BEGIN RECORDS PROVIDED

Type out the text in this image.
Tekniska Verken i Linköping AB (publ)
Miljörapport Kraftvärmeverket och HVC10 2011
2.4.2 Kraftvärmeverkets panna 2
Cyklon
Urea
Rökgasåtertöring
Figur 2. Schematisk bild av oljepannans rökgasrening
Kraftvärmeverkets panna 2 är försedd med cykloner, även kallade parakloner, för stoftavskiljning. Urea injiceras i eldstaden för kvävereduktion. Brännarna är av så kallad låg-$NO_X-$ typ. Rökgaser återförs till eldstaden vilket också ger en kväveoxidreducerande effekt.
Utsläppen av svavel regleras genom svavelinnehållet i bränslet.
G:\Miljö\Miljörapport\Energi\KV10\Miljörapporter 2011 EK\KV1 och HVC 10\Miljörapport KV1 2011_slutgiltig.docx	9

END RECORDS PROVIDED
BEGIN RECORDS PROVIDED

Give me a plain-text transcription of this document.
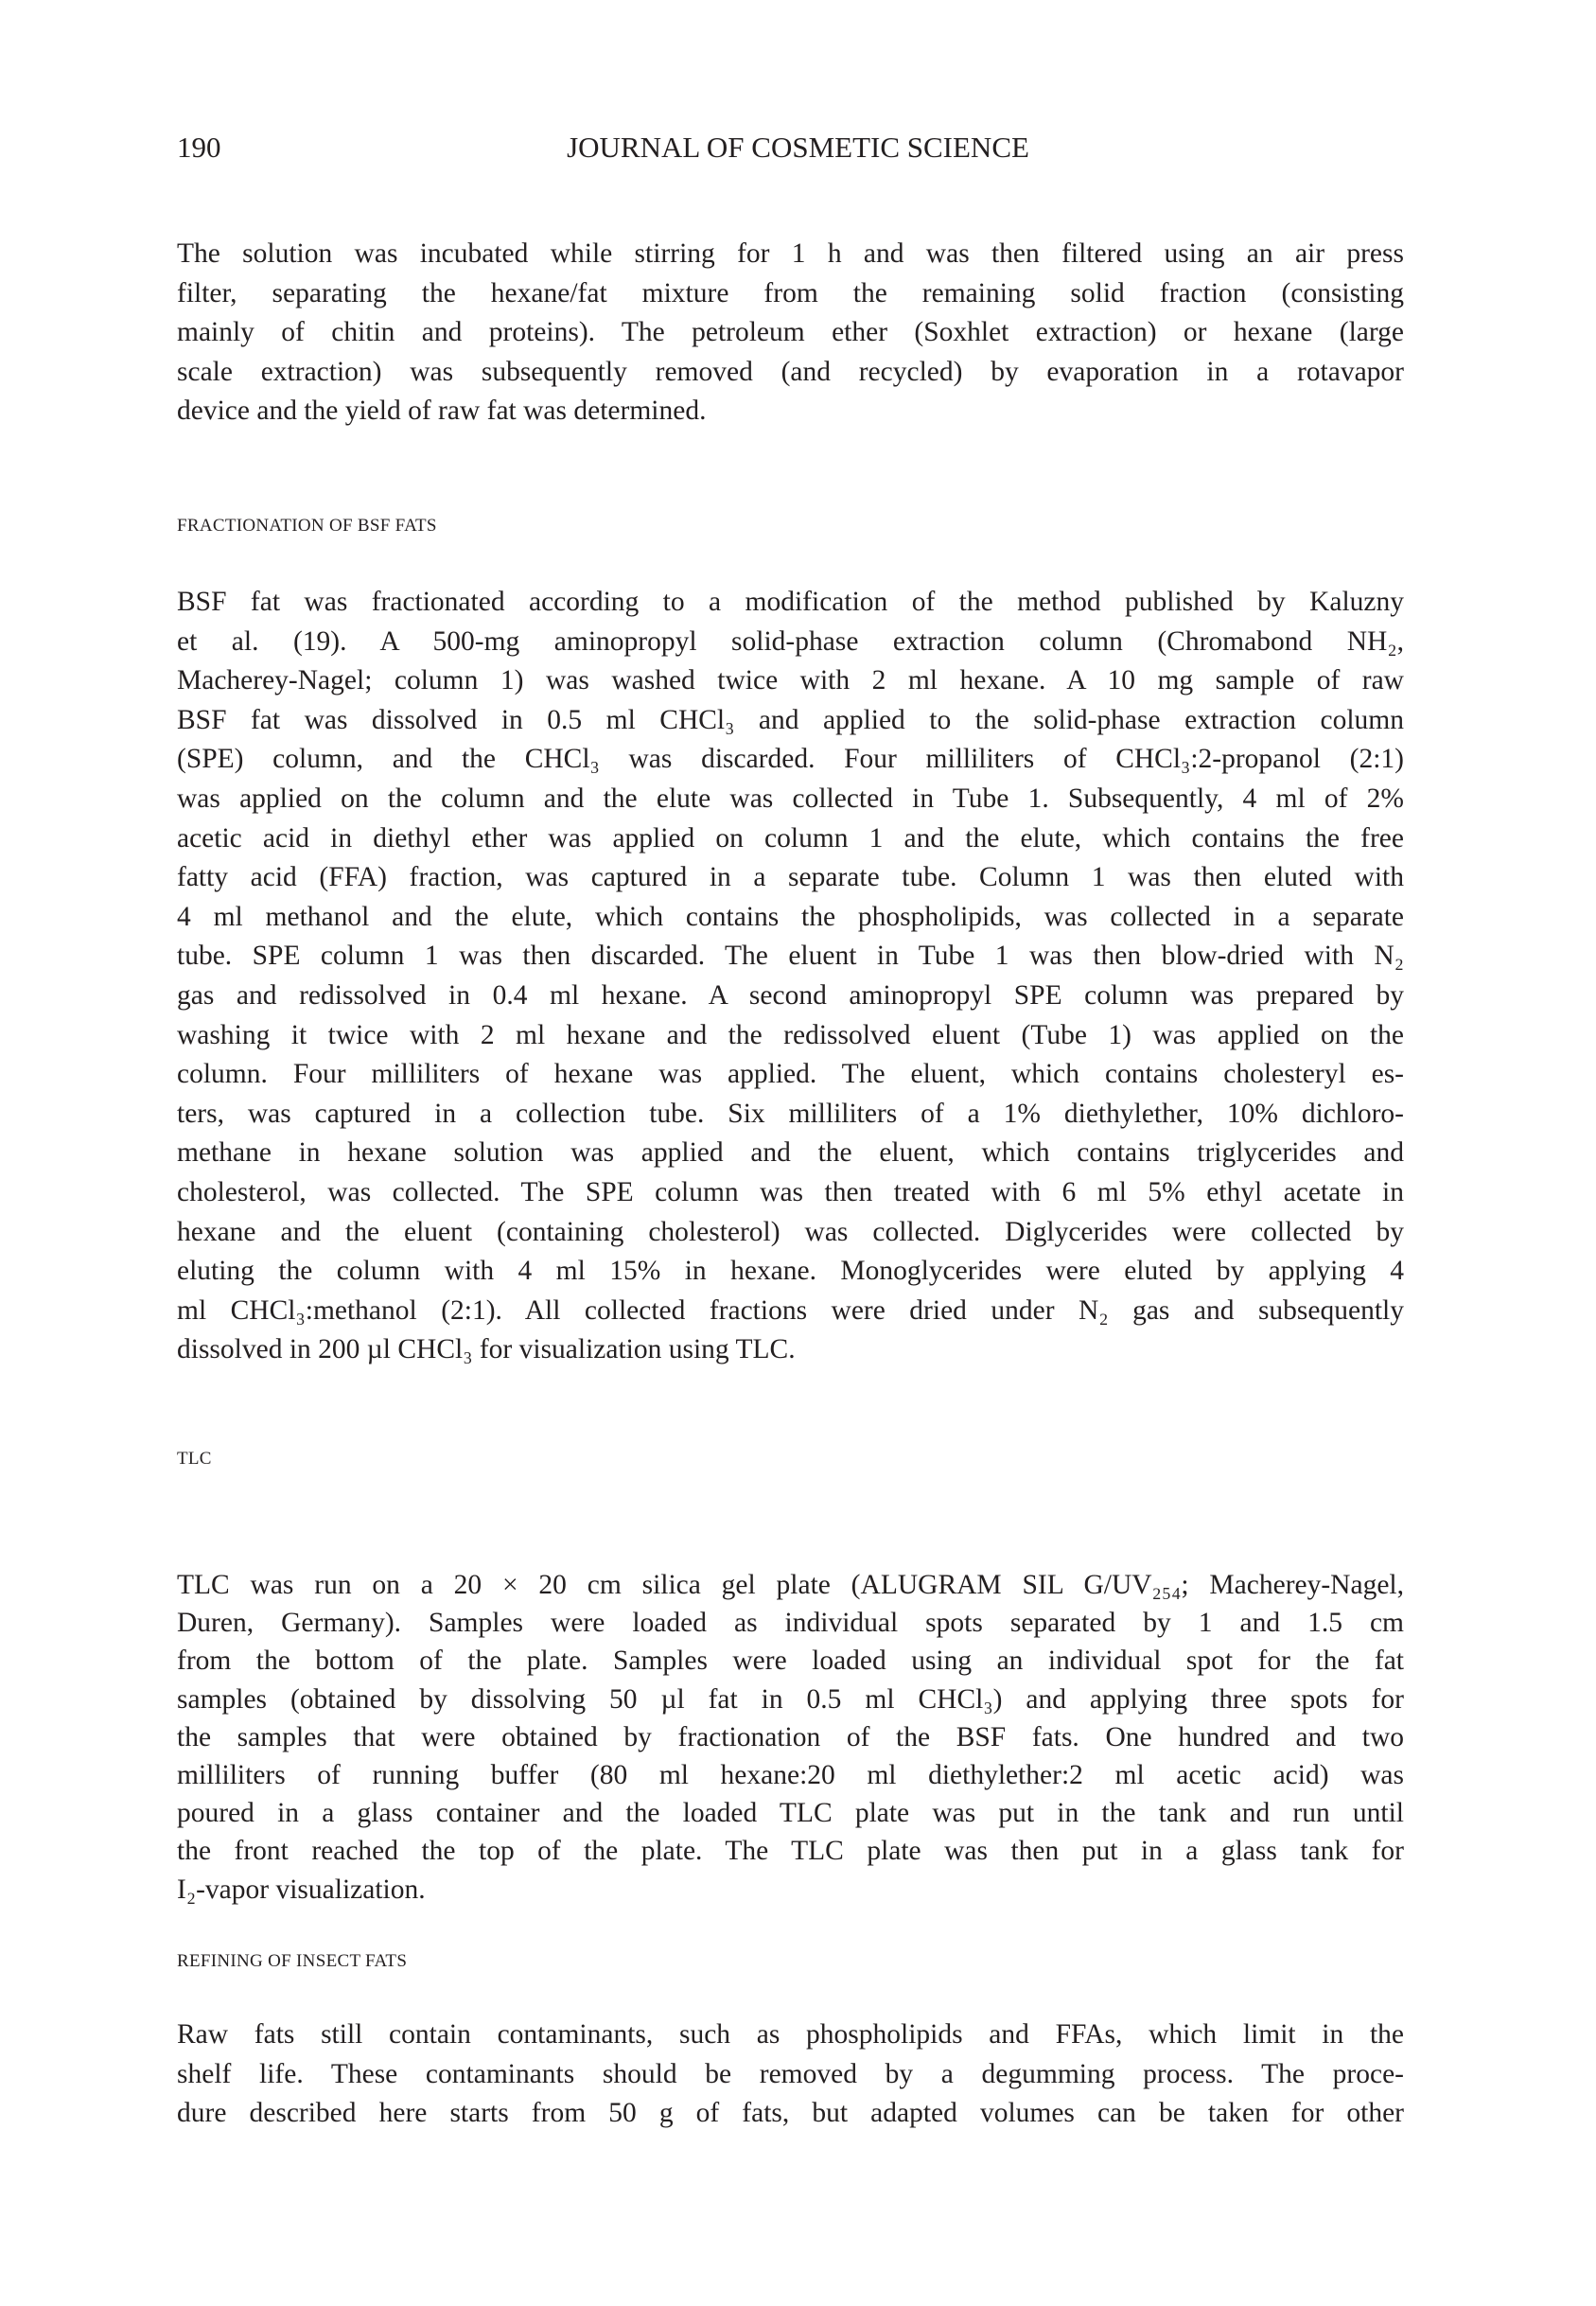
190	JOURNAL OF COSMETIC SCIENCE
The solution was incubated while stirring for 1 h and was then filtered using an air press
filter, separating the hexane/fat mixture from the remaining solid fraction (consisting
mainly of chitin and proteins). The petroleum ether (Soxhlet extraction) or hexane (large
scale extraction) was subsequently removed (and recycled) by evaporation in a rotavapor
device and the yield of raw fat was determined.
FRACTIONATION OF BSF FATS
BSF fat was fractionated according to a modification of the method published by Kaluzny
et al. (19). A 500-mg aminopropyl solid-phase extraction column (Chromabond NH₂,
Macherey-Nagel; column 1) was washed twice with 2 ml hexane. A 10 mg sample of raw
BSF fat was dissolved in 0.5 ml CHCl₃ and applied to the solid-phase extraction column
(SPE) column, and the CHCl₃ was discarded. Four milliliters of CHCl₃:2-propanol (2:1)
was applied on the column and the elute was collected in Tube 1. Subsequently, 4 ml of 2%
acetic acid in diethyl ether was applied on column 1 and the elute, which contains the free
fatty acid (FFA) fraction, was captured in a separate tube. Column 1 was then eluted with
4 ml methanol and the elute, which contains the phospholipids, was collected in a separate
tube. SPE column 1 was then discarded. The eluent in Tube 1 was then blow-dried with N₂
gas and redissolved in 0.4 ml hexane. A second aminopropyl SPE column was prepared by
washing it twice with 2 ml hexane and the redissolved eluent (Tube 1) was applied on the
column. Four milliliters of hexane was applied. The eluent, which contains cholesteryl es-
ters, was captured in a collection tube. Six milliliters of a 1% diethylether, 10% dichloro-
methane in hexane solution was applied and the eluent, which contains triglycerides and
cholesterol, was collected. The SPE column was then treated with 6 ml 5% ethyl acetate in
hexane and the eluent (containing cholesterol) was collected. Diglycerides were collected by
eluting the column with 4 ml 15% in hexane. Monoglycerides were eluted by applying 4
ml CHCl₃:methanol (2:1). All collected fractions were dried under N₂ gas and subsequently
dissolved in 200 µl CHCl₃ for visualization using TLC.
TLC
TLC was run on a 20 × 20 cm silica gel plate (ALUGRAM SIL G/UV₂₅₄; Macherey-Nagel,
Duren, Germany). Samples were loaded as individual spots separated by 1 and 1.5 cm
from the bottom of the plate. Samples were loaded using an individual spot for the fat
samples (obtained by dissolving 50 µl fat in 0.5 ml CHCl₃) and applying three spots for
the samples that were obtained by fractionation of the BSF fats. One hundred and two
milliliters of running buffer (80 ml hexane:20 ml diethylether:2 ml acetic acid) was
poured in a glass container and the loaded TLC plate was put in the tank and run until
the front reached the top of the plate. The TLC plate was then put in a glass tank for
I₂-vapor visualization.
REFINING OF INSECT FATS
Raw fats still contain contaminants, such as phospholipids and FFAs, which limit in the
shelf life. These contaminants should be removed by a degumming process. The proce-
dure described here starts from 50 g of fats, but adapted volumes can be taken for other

END RECORDS PROVIDED

_TRY IT:_
Your task is to copy each line of the data above that holds "hexane".

_THE ANSWER:_
filter, separating the hexane/fat mixture from the remaining solid fraction (consisting
mainly of chitin and proteins). The petroleum ether (Soxhlet extraction) or hexane (large
Macherey-Nagel; column 1) was washed twice with 2 ml hexane. A 10 mg sample of raw
gas and redissolved in 0.4 ml hexane. A second aminopropyl SPE column was prepared by
washing it twice with 2 ml hexane and the redissolved eluent (Tube 1) was applied on the
column. Four milliliters of hexane was applied. The eluent, which contains cholesteryl es-
methane in hexane solution was applied and the eluent, which contains triglycerides and
hexane and the eluent (containing cholesterol) was collected. Diglycerides were collected by
eluting the column with 4 ml 15% in hexane. Monoglycerides were eluted by applying 4
milliliters of running buffer (80 ml hexane:20 ml diethylether:2 ml acetic acid) was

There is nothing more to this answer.